**TASK TO COMPLETE**
Return the entries below verbatim. Pictures stay out.

*-*-*

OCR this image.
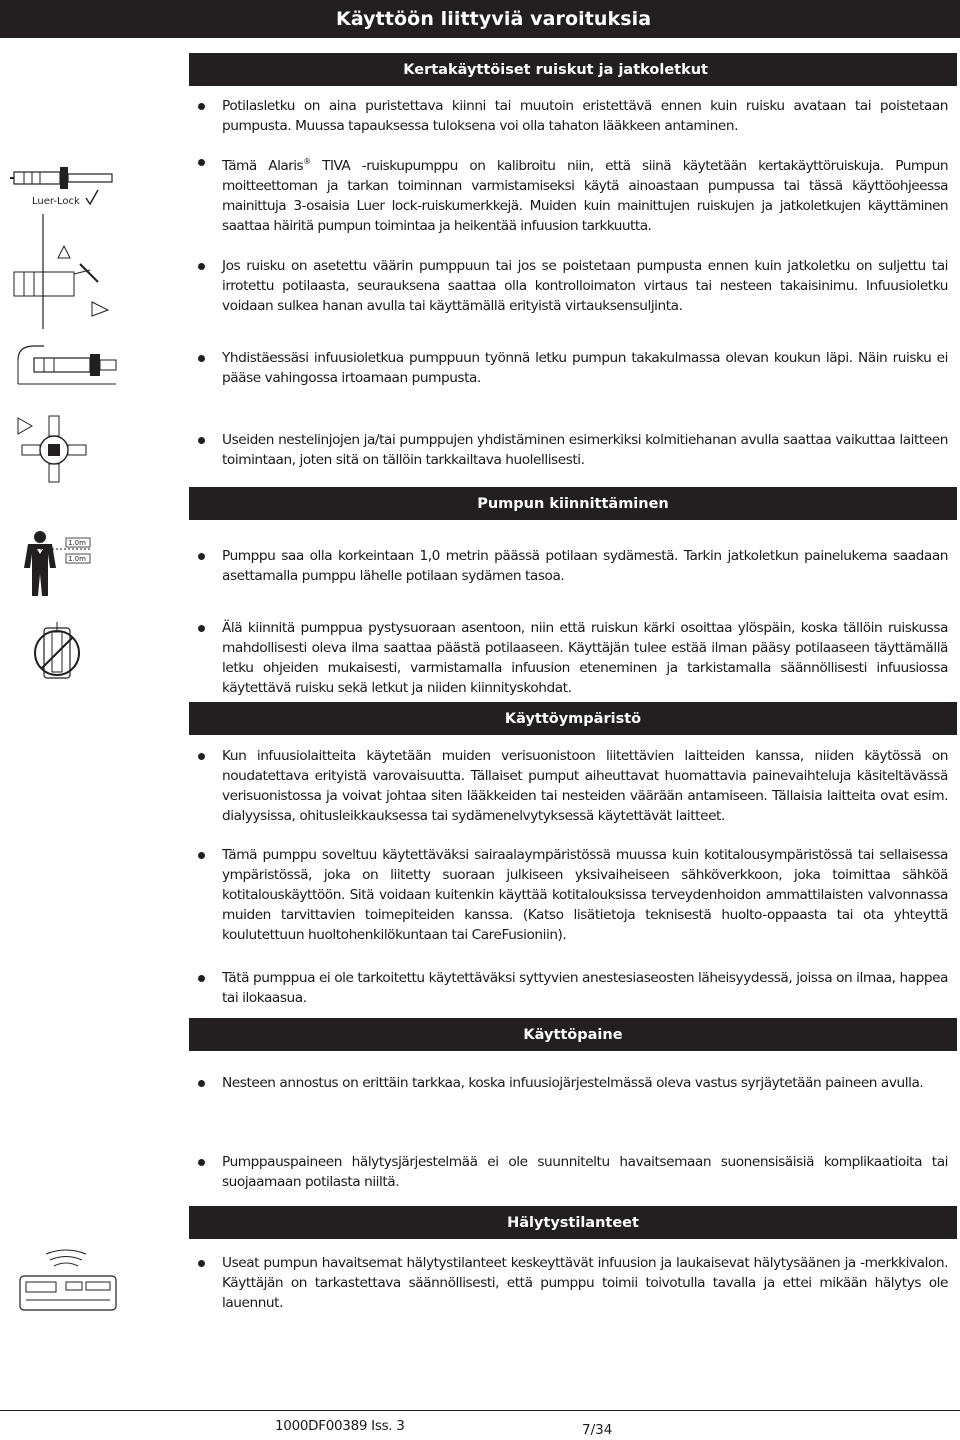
Käyttöön liittyviä varoituksia
Kertakäyttöiset ruiskut ja jatkoletkut
Potilasletku on aina puristettava kiinni tai muutoin eristettävä ennen kuin ruisku avataan tai poistetaan pumpusta. Muussa tapauksessa tuloksena voi olla tahaton lääkkeen antaminen.
Tämä Alaris® TIVA -ruiskupumppu on kalibroitu niin, että siinä käytetään kertakäyttöruiskuja. Pumpun moitteettoman ja tarkan toiminnan varmistamiseksi käytä ainoastaan pumpussa tai tässä käyttöohjeessa mainittuja 3-osaisia Luer lock-ruiskumerkkejä. Muiden kuin mainittujen ruiskujen ja jatkoletkujen käyttäminen saattaa häiritä pumpun toimintaa ja heikentää infuusion tarkkuutta.
Jos ruisku on asetettu väärin pumppuun tai jos se poistetaan pumpusta ennen kuin jatkoletku on suljettu tai irrotettu potilaasta, seurauksena saattaa olla kontrolloimaton virtaus tai nesteen takaisinimu. Infuusioletku voidaan sulkea hanan avulla tai käyttämällä erityistä virtauksensuljinta.
Yhdistäessäsi infuusioletkua pumppuun työnnä letku pumpun takakulmassa olevan koukun läpi. Näin ruisku ei pääse vahingossa irtoamaan pumpusta.
Useiden nestelinjojen ja/tai pumppujen yhdistäminen esimerkiksi kolmitiehanan avulla saattaa vaikuttaa laitteen toimintaan, joten sitä on tällöin tarkkailtava huolellisesti.
Pumpun kiinnittäminen
Pumppu saa olla korkeintaan 1,0 metrin päässä potilaan sydämestä. Tarkin jatkoletkun painelukema saadaan asettamalla pumppu lähelle potilaan sydämen tasoa.
Älä kiinnitä pumppua pystysuoraan asentoon, niin että ruiskun kärki osoittaa ylöspäin, koska tällöin ruiskussa mahdollisesti oleva ilma saattaa päästä potilaaseen. Käyttäjän tulee estää ilman pääsy potilaaseen täyttämällä letku ohjeiden mukaisesti, varmistamalla infuusion eteneminen ja tarkistamalla säännöllisesti infuusiossa käytettävä ruisku sekä letkut ja niiden kiinnityskohdat.
Käyttöympäristö
Kun infuusiolaitteita käytetään muiden verisuonistoon liitettävien laitteiden kanssa, niiden käytössä on noudatettava erityistä varovaisuutta. Tällaiset pumput aiheuttavat huomattavia painevaihteluja käsiteltävässä verisuonistossa ja voivat johtaa siten lääkkeiden tai nesteiden väärään antamiseen. Tällaisia laitteita ovat esim. dialyysissa, ohitusleikkauksessa tai sydämenelvytyksessä käytettävät laitteet.
Tämä pumppu soveltuu käytettäväksi sairaalaympäristössä muussa kuin kotitalousympäristössä tai sellaisessa ympäristössä, joka on liitetty suoraan julkiseen yksivaiheiseen sähköverkkoon, joka toimittaa sähköä kotitalouskäyttöön. Sitä voidaan kuitenkin käyttää kotitalouksissa terveydenhoidon ammattilaisten valvonnassa muiden tarvittavien toimepiteiden kanssa. (Katso lisätietoja teknisestä huolto-oppaasta tai ota yhteyttä koulutettuun huoltohenkilökuntaan tai CareFusioniin).
Tätä pumppua ei ole tarkoitettu käytettäväksi syttyvien anestesiaseosten läheisyydessä, joissa on ilmaa, happea tai ilokaasua.
Käyttöpaine
Nesteen annostus on erittäin tarkkaa, koska infuusiojärjestelmässä oleva vastus syrjäytetään paineen avulla.
Pumppauspaineen hälytysjärjestelmää ei ole suunniteltu havaitsemaan suonensisäisiä komplikaatioita tai suojaamaan potilasta niiltä.
Hälytystilanteet
Useat pumpun havaitsemat hälytystilanteet keskeyttävät infuusion ja laukaisevat hälytysäänen ja -merkkivalon. Käyttäjän on tarkastettava säännöllisesti, että pumppu toimii toivotulla tavalla ja ettei mikään hälytys ole lauennut.
Luer-Lock
1.0m
1.0m
1000DF00389 Iss. 3	7/34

*-*-*

**RESULT**
OCR this image.
Käyttöön liittyviä varoituksia
Kertakäyttöiset ruiskut ja jatkoletkut
Potilasletku on aina puristettava kiinni tai muutoin eristettävä ennen kuin ruisku avataan tai poistetaan pumpusta. Muussa tapauksessa tuloksena voi olla tahaton lääkkeen antaminen.
Tämä Alaris® TIVA -ruiskupumppu on kalibroitu niin, että siinä käytetään kertakäyttöruiskuja. Pumpun moitteettoman ja tarkan toiminnan varmistamiseksi käytä ainoastaan pumpussa tai tässä käyttöohjeessa mainittuja 3-osaisia Luer lock-ruiskumerkkejä. Muiden kuin mainittujen ruiskujen ja jatkoletkujen käyttäminen saattaa häiritä pumpun toimintaa ja heikentää infuusion tarkkuutta.
Jos ruisku on asetettu väärin pumppuun tai jos se poistetaan pumpusta ennen kuin jatkoletku on suljettu tai irrotettu potilaasta, seurauksena saattaa olla kontrolloimaton virtaus tai nesteen takaisinimu. Infuusioletku voidaan sulkea hanan avulla tai käyttämällä erityistä virtauksensuljinta.
Yhdistäessäsi infuusioletkua pumppuun työnnä letku pumpun takakulmassa olevan koukun läpi. Näin ruisku ei pääse vahingossa irtoamaan pumpusta.
Useiden nestelinjojen ja/tai pumppujen yhdistäminen esimerkiksi kolmitiehanan avulla saattaa vaikuttaa laitteen toimintaan, joten sitä on tällöin tarkkailtava huolellisesti.
Pumpun kiinnittäminen
Pumppu saa olla korkeintaan 1,0 metrin päässä potilaan sydämestä. Tarkin jatkoletkun painelukema saadaan asettamalla pumppu lähelle potilaan sydämen tasoa.
Älä kiinnitä pumppua pystysuoraan asentoon, niin että ruiskun kärki osoittaa ylöspäin, koska tällöin ruiskussa mahdollisesti oleva ilma saattaa päästä potilaaseen. Käyttäjän tulee estää ilman pääsy potilaaseen täyttämällä letku ohjeiden mukaisesti, varmistamalla infuusion eteneminen ja tarkistamalla säännöllisesti infuusiossa käytettävä ruisku sekä letkut ja niiden kiinnityskohdat.
Käyttöympäristö
Kun infuusiolaitteita käytetään muiden verisuonistoon liitettävien laitteiden kanssa, niiden käytössä on noudatettava erityistä varovaisuutta. Tällaiset pumput aiheuttavat huomattavia painevaihteluja käsiteltävässä verisuonistossa ja voivat johtaa siten lääkkeiden tai nesteiden väärään antamiseen. Tällaisia laitteita ovat esim. dialyysissa, ohitusleikkauksessa tai sydämenelvytyksessä käytettävät laitteet.
Tämä pumppu soveltuu käytettäväksi sairaalaympäristössä muussa kuin kotitalousympäristössä tai sellaisessa ympäristössä, joka on liitetty suoraan julkiseen yksivaiheiseen sähköverkkoon, joka toimittaa sähköä kotitalouskäyttöön. Sitä voidaan kuitenkin käyttää kotitalouksissa terveydenhoidon ammattilaisten valvonnassa muiden tarvittavien toimepiteiden kanssa. (Katso lisätietoja teknisestä huolto-oppaasta tai ota yhteyttä koulutettuun huoltohenkilökuntaan tai CareFusioniin).
Tätä pumppua ei ole tarkoitettu käytettäväksi syttyvien anestesiaseosten läheisyydessä, joissa on ilmaa, happea tai ilokaasua.
Käyttöpaine
Nesteen annostus on erittäin tarkkaa, koska infuusiojärjestelmässä oleva vastus syrjäytetään paineen avulla.
Pumppauspaineen hälytysjärjestelmää ei ole suunniteltu havaitsemaan suonensisäisiä komplikaatioita tai suojaamaan potilasta niiltä.
Hälytystilanteet
Useat pumpun havaitsemat hälytystilanteet keskeyttävät infuusion ja laukaisevat hälytysäänen ja -merkkivalon. Käyttäjän on tarkastettava säännöllisesti, että pumppu toimii toivotulla tavalla ja ettei mikään hälytys ole lauennut.
Luer-Lock
1.0m
1.0m
1000DF00389 Iss. 3	7/34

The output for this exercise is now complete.